DIRECTION:
How many lines in the records below contain the word "optional"? Give only the number.

◆ ◆ ◆

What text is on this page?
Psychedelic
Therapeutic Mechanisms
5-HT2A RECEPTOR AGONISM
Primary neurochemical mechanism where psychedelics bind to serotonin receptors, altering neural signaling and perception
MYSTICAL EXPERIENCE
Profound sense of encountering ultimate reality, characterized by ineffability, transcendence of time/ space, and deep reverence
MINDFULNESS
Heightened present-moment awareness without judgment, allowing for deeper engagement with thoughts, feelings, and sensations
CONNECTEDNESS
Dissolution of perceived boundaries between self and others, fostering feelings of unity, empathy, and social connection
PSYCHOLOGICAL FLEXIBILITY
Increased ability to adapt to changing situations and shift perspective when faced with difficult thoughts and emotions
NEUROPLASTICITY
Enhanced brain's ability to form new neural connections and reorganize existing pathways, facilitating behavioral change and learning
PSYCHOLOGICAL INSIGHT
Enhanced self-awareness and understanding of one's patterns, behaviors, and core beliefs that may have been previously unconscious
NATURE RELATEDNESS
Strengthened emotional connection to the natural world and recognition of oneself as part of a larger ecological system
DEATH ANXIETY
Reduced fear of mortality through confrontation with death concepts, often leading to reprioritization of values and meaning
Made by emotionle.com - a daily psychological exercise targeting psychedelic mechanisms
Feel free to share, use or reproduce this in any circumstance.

◆ ◆ ◆

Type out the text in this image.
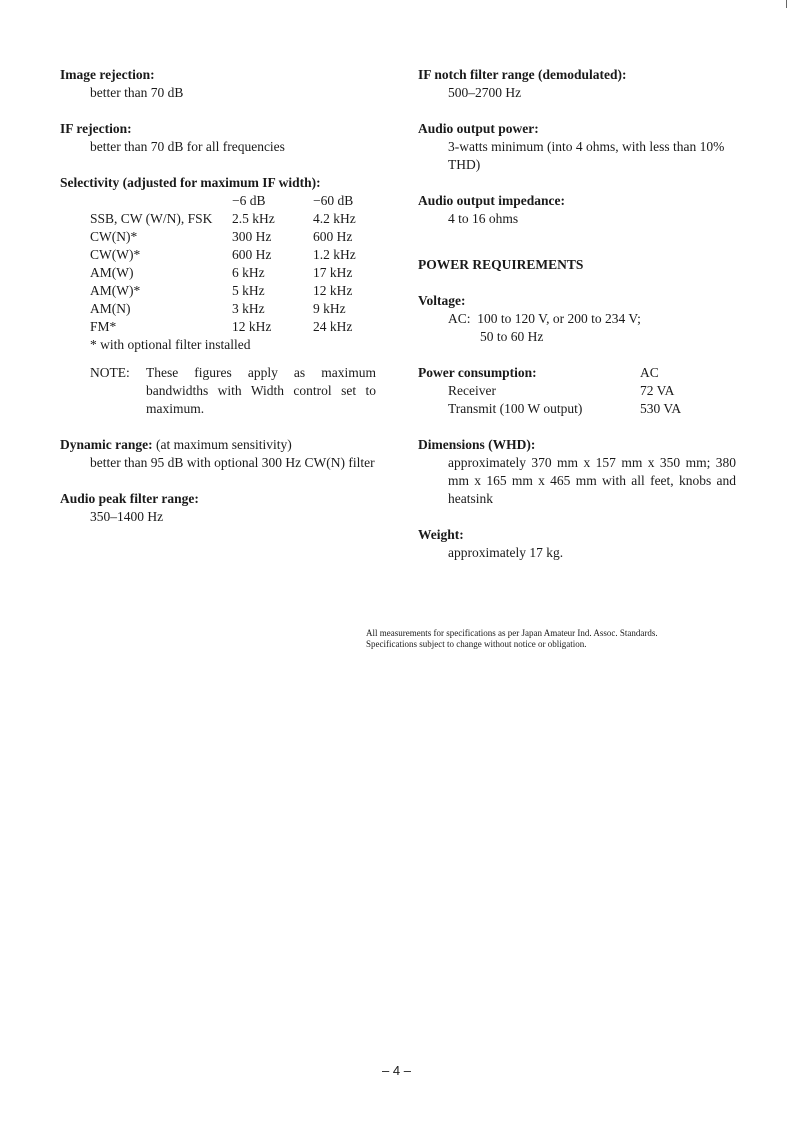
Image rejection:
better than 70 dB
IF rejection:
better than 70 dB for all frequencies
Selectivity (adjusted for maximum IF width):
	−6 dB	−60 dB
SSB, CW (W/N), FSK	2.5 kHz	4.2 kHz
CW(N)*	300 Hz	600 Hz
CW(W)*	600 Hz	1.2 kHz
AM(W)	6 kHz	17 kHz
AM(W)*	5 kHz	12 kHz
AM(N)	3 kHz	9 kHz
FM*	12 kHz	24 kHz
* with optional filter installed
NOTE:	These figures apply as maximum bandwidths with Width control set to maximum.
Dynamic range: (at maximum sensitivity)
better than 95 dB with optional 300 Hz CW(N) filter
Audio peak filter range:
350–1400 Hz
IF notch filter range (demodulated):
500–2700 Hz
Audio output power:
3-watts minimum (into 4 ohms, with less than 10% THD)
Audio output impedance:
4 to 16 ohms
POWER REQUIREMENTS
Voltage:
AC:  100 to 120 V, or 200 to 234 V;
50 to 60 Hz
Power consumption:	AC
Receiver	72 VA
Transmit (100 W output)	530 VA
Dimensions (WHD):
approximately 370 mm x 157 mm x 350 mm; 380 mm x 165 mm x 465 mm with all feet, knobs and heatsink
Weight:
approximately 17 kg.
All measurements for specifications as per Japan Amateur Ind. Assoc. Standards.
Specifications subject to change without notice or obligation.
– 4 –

◆ ◆ ◆

IN RESPONSE:
2